Given request ->
Copy out each line below exactly as it appears.
===== Data records
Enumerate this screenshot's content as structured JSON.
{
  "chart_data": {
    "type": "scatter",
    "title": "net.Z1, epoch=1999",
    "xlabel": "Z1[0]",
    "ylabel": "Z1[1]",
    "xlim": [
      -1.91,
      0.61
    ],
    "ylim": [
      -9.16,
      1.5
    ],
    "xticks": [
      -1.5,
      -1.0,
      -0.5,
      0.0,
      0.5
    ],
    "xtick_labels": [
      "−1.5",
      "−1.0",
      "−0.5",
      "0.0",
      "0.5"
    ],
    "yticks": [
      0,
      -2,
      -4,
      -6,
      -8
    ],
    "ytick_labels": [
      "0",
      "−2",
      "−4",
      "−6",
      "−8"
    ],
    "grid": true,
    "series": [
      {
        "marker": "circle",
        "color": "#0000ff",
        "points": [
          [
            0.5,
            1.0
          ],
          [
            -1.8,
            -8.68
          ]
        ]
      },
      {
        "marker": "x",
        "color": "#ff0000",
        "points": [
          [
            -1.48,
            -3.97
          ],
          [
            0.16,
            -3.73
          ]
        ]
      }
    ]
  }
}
==========
Answer for this exercise ->
Enumerate this screenshot's content as structured JSON.
{
  "chart_data": {
    "type": "scatter",
    "title": "net.Z1, epoch=1999",
    "xlabel": "Z1[0]",
    "ylabel": "Z1[1]",
    "xlim": [
      -1.91,
      0.61
    ],
    "ylim": [
      -9.16,
      1.5
    ],
    "xticks": [
      -1.5,
      -1.0,
      -0.5,
      0.0,
      0.5
    ],
    "xtick_labels": [
      "−1.5",
      "−1.0",
      "−0.5",
      "0.0",
      "0.5"
    ],
    "yticks": [
      0,
      -2,
      -4,
      -6,
      -8
    ],
    "ytick_labels": [
      "0",
      "−2",
      "−4",
      "−6",
      "−8"
    ],
    "grid": true,
    "series": [
      {
        "marker": "circle",
        "color": "#0000ff",
        "points": [
          [
            0.5,
            1.0
          ],
          [
            -1.8,
            -8.68
          ]
        ]
      },
      {
        "marker": "x",
        "color": "#ff0000",
        "points": [
          [
            -1.48,
            -3.97
          ],
          [
            0.16,
            -3.73
          ]
        ]
      }
    ]
  }
}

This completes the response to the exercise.